[Start]
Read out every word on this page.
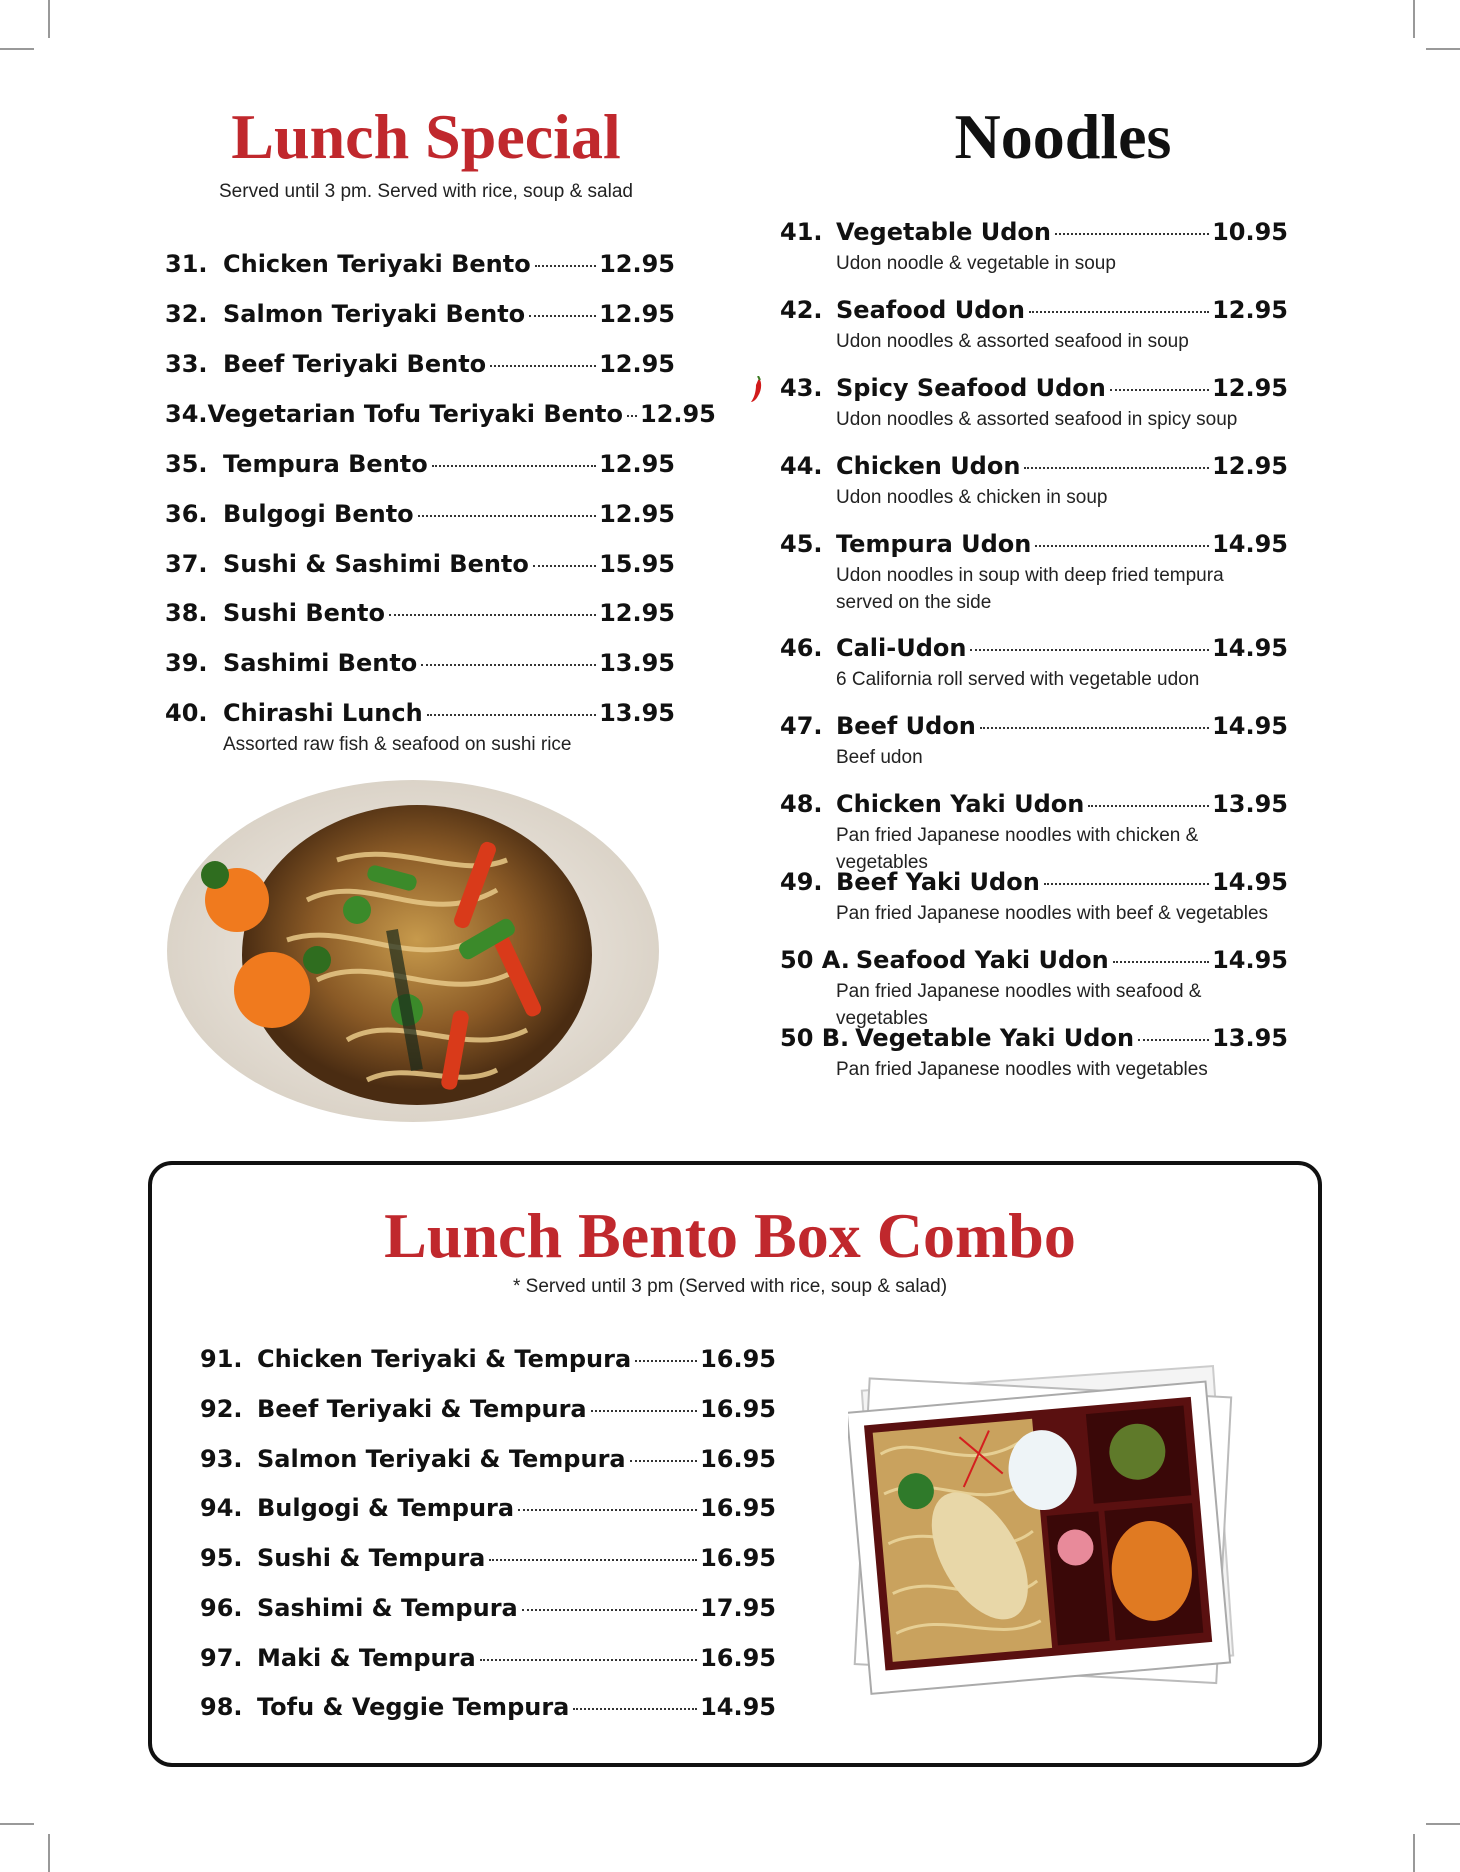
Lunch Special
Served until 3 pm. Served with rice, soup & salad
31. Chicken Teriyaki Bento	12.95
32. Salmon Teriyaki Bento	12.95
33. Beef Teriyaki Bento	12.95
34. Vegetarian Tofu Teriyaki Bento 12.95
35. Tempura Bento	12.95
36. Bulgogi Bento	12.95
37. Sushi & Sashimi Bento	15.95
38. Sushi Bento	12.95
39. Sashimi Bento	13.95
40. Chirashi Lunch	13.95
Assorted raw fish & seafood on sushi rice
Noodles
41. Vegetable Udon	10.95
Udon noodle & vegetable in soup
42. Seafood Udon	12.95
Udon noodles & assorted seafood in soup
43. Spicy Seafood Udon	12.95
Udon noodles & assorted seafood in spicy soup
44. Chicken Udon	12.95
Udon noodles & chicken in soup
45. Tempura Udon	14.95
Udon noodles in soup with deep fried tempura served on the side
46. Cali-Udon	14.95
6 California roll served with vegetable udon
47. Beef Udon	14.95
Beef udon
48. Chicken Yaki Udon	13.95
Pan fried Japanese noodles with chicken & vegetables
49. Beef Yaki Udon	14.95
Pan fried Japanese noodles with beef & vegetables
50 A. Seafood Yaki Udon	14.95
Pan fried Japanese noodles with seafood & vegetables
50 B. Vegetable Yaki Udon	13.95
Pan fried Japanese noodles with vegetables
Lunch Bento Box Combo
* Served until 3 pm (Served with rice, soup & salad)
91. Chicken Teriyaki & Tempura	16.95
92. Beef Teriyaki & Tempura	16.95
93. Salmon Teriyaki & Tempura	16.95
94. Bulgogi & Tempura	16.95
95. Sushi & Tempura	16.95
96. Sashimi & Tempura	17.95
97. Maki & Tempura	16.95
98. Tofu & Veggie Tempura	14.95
[End]
Leave the pictures out, and transcribe each of the records exactly.

TASK ANSWER:
Read out every word on this page.
Lunch Special
Served until 3 pm. Served with rice, soup & salad
31. Chicken Teriyaki Bento	12.95
32. Salmon Teriyaki Bento	12.95
33. Beef Teriyaki Bento	12.95
34. Vegetarian Tofu Teriyaki Bento 12.95
35. Tempura Bento	12.95
36. Bulgogi Bento	12.95
37. Sushi & Sashimi Bento	15.95
38. Sushi Bento	12.95
39. Sashimi Bento	13.95
40. Chirashi Lunch	13.95
Assorted raw fish & seafood on sushi rice
Noodles
41. Vegetable Udon	10.95
Udon noodle & vegetable in soup
42. Seafood Udon	12.95
Udon noodles & assorted seafood in soup
43. Spicy Seafood Udon	12.95
Udon noodles & assorted seafood in spicy soup
44. Chicken Udon	12.95
Udon noodles & chicken in soup
45. Tempura Udon	14.95
Udon noodles in soup with deep fried tempura served on the side
46. Cali-Udon	14.95
6 California roll served with vegetable udon
47. Beef Udon	14.95
Beef udon
48. Chicken Yaki Udon	13.95
Pan fried Japanese noodles with chicken & vegetables
49. Beef Yaki Udon	14.95
Pan fried Japanese noodles with beef & vegetables
50 A. Seafood Yaki Udon	14.95
Pan fried Japanese noodles with seafood & vegetables
50 B. Vegetable Yaki Udon	13.95
Pan fried Japanese noodles with vegetables
Lunch Bento Box Combo
* Served until 3 pm (Served with rice, soup & salad)
91. Chicken Teriyaki & Tempura	16.95
92. Beef Teriyaki & Tempura	16.95
93. Salmon Teriyaki & Tempura	16.95
94. Bulgogi & Tempura	16.95
95. Sushi & Tempura	16.95
96. Sashimi & Tempura	17.95
97. Maki & Tempura	16.95
98. Tofu & Veggie Tempura	14.95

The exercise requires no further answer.